Problems:
- A) Please give the GPUMD page again, starting with "Copyright (2017) Zheyong" and going on through "MSVC) operating systems.", substituting "graphics card" for "GPU card".
- B) According to the GPUMD page, what is the oldest CUDA toolkit version that can be used?

──────── Page text

/GPUMD

Graphics Processing Units Molecular Dynamics

Primary LanguageCudaGNU General Public License v3.0GPL-3.0

GPUMD

Copyright (2017) Zheyong Fan. This is the GPUMD software package. This software is distributed under the GNU General Public License (GPL) version 3.

What is GPUMD?

  • GPUMD stands for Graphics Processing Units Molecular Dynamics.
  • GPUMD is a highly efficient general-purpose molecular dynamics (MD) package fully implemented on graphics processing units (GPUs).
  • GPUMD enables training and using a class of machine-learned potentials (MLPs) called neuroevolution potentials (NEPs). See this nep-data Gitlab repo for some of the published NEP potentials and the related training/testing data.

Prerequisites

  • You need to have a GPU card with compute capability no less than 3.5 and a CUDA toolkit no older than CUDA 9.0.
  • Works for both Linux (with GCC) and Windows (with MSVC) operating systems.

Compile GPUMD

  • Go to the src directory and type make.
  • When the compilation finishes, two executables, gpumd and nep, will be generated in the src directory.

Run GPUMD

  • Go to the directory of an example and type one of the following commands:
    • path/to/gpumd
    • path/to/nep

Colab tutorial

  • We provide a Colab Tutorial to show the workflow of the construction of a NEP model and its application in large-scale atomistic simulations for PbTe system. This will run entirely on Google's cloud virtual machine.
  • You can also check other offline tutorials in the examples.

Manual

Python packages related to GPUMD and/or NEP:

Package link comment
calorine https://gitlab.com/materials-modeling/calorine calorine is a Python package for running and analyzing molecular dynamics (MD) simulations via GPUMD. It also provides functionality for constructing and sampling neuroevolution potential (NEP) models via GPUMD.
GPUMD-Wizard https://github.com/Jonsnow-willow/GPUMD-Wizard GPUMD-Wizard is a material structure processing software based on ASE (Atomic Simulation Environment) providing automation capabilities for calculating various properties of metals. Additionally, it aims to run and analyze molecular dynamics (MD) simulations using GPUMD.
gpyumd https://github.com/AlexGabourie/gpyumd gpyumd is a Python3 interface for GPUMD. It helps users generate input and process output files based on the details provided by the GPUMD documentation. It currently supports up to GPUMD-v3.3.1 and only the gpumd executable.
mdapy https://github.com/mushroomfire/mdapy The mdapy python library provides an array of powerful, flexible, and straightforward tools to analyze atomic trajectories generated from Molecular Dynamics (MD) simulations.
pynep https://github.com/bigd4/PyNEP PyNEP is a python interface of the machine learning potential NEP used in GPUMD.

────────────────
──────── Listing

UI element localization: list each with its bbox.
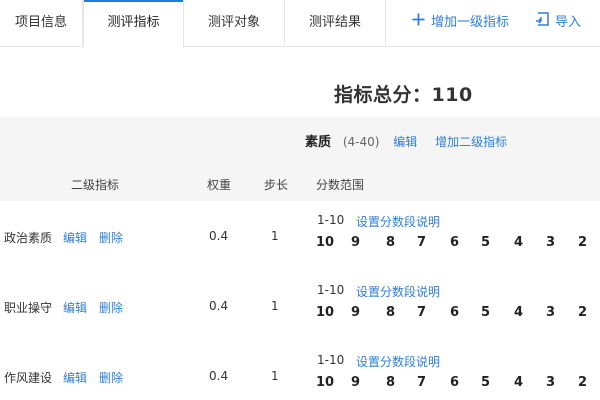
score-option[interactable]: 6 xyxy=(450,305,459,320)
delete-link[interactable]: 删除 xyxy=(99,369,123,386)
step-value: 1 xyxy=(271,369,279,383)
tab-targets[interactable]: 测评对象 xyxy=(184,0,285,47)
score-option[interactable]: 5 xyxy=(481,305,490,320)
plus-icon xyxy=(412,0,425,46)
score-option[interactable]: 4 xyxy=(514,375,523,390)
set-score-description-link[interactable]: 设置分数段说明 xyxy=(356,213,440,230)
add-level1-label: 增加一级指标 xyxy=(431,15,510,30)
score-option[interactable]: 2 xyxy=(578,375,587,390)
edit-link[interactable]: 编辑 xyxy=(63,299,87,316)
delete-link[interactable]: 删除 xyxy=(99,229,123,246)
table-row: 作风建设 编辑 删除 0.4 1 1-10 设置分数段说明 10 9 8 7 6 5 4 3 2 xyxy=(0,341,600,400)
score-options: 10 9 8 7 6 5 4 3 2 xyxy=(316,375,596,393)
import-icon xyxy=(535,0,549,46)
indicator-name: 职业操守 xyxy=(4,301,53,315)
score-options: 10 9 8 7 6 5 4 3 2 xyxy=(316,235,596,253)
tab-label: 项目信息 xyxy=(14,15,67,30)
delete-link[interactable]: 删除 xyxy=(99,299,123,316)
score-options: 10 9 8 7 6 5 4 3 2 xyxy=(316,305,596,323)
category-name: 素质 xyxy=(305,135,332,150)
active-tab-indicator xyxy=(84,0,183,2)
score-option[interactable]: 2 xyxy=(578,235,587,250)
import-label: 导入 xyxy=(555,15,582,30)
score-option[interactable]: 4 xyxy=(514,305,523,320)
add-level2-indicator-link[interactable]: 增加二级指标 xyxy=(435,135,507,149)
score-option[interactable]: 9 xyxy=(351,235,360,250)
score-option[interactable]: 8 xyxy=(386,375,395,390)
import-button[interactable]: 导入 xyxy=(535,0,581,47)
score-option[interactable]: 4 xyxy=(514,235,523,250)
score-option[interactable]: 9 xyxy=(351,305,360,320)
score-option[interactable]: 5 xyxy=(481,235,490,250)
tab-label: 测评指标 xyxy=(107,15,160,30)
edit-link[interactable]: 编辑 xyxy=(63,369,87,386)
score-option[interactable]: 2 xyxy=(578,305,587,320)
score-option[interactable]: 3 xyxy=(546,235,555,250)
set-score-description-link[interactable]: 设置分数段说明 xyxy=(356,283,440,300)
tab-project-info[interactable]: 项目信息 xyxy=(0,0,83,47)
column-header-weight: 权重 xyxy=(207,178,232,192)
score-option[interactable]: 3 xyxy=(546,375,555,390)
score-option[interactable]: 10 xyxy=(316,375,334,390)
score-option[interactable]: 10 xyxy=(316,305,334,320)
weight-value: 0.4 xyxy=(209,229,229,243)
indicator-name: 作风建设 xyxy=(4,371,53,385)
score-option[interactable]: 3 xyxy=(546,305,555,320)
weight-value: 0.4 xyxy=(209,299,229,313)
table-row: 政治素质 编辑 删除 0.4 1 1-10 设置分数段说明 10 9 8 7 6 5 4 3 2 xyxy=(0,201,600,271)
total-score: 指标总分：110 xyxy=(334,84,473,106)
tab-indicators[interactable]: 测评指标 xyxy=(83,0,184,48)
tab-bar: 项目信息 测评指标 测评对象 测评结果 增加一级指标 导入 xyxy=(0,0,600,48)
table-row: 职业操守 编辑 删除 0.4 1 1-10 设置分数段说明 10 9 8 7 6 5 4 3 2 xyxy=(0,271,600,341)
category-edit-link[interactable]: 编辑 xyxy=(393,135,417,149)
score-option[interactable]: 5 xyxy=(481,375,490,390)
score-range-value: 1-10 xyxy=(317,283,345,297)
tab-label: 测评结果 xyxy=(308,15,361,30)
score-option[interactable]: 8 xyxy=(386,235,395,250)
step-value: 1 xyxy=(271,229,279,243)
set-score-description-link[interactable]: 设置分数段说明 xyxy=(356,353,440,370)
score-option[interactable]: 6 xyxy=(450,235,459,250)
column-header-step: 步长 xyxy=(264,178,289,192)
score-option[interactable]: 10 xyxy=(316,235,334,250)
step-value: 1 xyxy=(271,299,279,313)
score-option[interactable]: 7 xyxy=(417,305,426,320)
tab-label: 测评对象 xyxy=(207,15,260,30)
score-option[interactable]: 7 xyxy=(417,375,426,390)
category-range: (4-40) xyxy=(342,135,380,149)
score-option[interactable]: 8 xyxy=(386,305,395,320)
column-header-score-range: 分数范围 xyxy=(316,178,365,192)
score-option[interactable]: 7 xyxy=(417,235,426,250)
score-option[interactable]: 9 xyxy=(351,375,360,390)
indicator-name: 政治素质 xyxy=(4,231,53,245)
column-header-secondary: 二级指标 xyxy=(71,178,120,192)
add-level1-indicator-button[interactable]: 增加一级指标 xyxy=(412,0,509,47)
score-range-value: 1-10 xyxy=(317,353,345,367)
tab-results[interactable]: 测评结果 xyxy=(285,0,386,47)
edit-link[interactable]: 编辑 xyxy=(63,229,87,246)
weight-value: 0.4 xyxy=(209,369,229,383)
score-option[interactable]: 6 xyxy=(450,375,459,390)
score-range-value: 1-10 xyxy=(317,213,345,227)
category-header: 素质 (4-40) 编辑 增加二级指标 xyxy=(305,131,507,150)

────────────────

Task solutions:
- A)
Copyright (2017) Zheyong Fan. This is the GPUMD software package. This software is distributed under the GNU General Public License (GPL) version 3.

What is GPUMD?

  • GPUMD stands for Graphics Processing Units Molecular Dynamics.
  • GPUMD is a highly efficient general-purpose molecular dynamics (MD) package fully implemented on graphics processing units (GPUs).
  • GPUMD enables training and using a class of machine-learned potentials (MLPs) called neuroevolution potentials (NEPs). See this nep-data Gitlab repo for some of the published NEP potentials and the related training/testing data.

Prerequisites

  • You need to have a graphics card with compute capability no less than 3.5 and a CUDA toolkit no older than CUDA 9.0.
  • Works for both Linux (with GCC) and Windows (with MSVC) operating systems.

- B) CUDA 9.0